Stored data entries:
"""
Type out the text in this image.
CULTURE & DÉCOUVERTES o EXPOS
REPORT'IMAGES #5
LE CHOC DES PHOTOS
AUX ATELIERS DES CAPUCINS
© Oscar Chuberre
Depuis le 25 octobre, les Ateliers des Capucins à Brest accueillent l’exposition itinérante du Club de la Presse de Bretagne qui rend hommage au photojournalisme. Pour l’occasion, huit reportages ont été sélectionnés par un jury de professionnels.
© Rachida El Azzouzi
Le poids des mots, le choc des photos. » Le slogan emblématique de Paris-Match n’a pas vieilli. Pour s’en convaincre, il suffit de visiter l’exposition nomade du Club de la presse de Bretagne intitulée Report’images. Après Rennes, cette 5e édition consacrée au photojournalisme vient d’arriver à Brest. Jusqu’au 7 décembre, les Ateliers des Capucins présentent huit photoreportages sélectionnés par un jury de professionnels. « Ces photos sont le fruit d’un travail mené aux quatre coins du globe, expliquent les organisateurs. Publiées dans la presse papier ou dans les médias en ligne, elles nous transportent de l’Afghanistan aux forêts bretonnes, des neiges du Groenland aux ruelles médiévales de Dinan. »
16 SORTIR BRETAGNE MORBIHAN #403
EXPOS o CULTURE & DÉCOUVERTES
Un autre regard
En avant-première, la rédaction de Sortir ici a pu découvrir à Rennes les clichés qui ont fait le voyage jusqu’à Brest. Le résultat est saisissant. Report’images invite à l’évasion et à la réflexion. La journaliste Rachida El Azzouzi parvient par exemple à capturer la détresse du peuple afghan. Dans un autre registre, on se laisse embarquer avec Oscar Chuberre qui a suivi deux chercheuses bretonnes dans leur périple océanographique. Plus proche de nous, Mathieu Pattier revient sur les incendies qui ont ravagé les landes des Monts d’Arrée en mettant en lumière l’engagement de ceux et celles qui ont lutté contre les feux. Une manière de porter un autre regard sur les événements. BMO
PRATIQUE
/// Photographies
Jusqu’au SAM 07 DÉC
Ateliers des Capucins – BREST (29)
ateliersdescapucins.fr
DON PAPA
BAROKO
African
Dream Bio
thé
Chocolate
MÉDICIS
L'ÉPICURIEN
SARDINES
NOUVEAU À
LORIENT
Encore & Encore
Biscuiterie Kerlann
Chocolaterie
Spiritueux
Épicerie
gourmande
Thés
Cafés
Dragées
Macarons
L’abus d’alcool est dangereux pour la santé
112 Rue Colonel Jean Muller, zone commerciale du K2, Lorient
"""
### BRIEF
Where does the word "regard" appear? Return each line that holds it.

### ANSWER TO THIS EXERCISE
Un autre regard
En avant-première, la rédaction de Sortir ici a pu découvrir à Rennes les clichés qui ont fait le voyage jusqu’à Brest. Le résultat est saisissant. Report’images invite à l’évasion et à la réflexion. La journaliste Rachida El Azzouzi parvient par exemple à capturer la détresse du peuple afghan. Dans un autre registre, on se laisse embarquer avec Oscar Chuberre qui a suivi deux chercheuses bretonnes dans leur périple océanographique. Plus proche de nous, Mathieu Pattier revient sur les incendies qui ont ravagé les landes des Monts d’Arrée en mettant en lumière l’engagement de ceux et celles qui ont lutté contre les feux. Une manière de porter un autre regard sur les événements. BMO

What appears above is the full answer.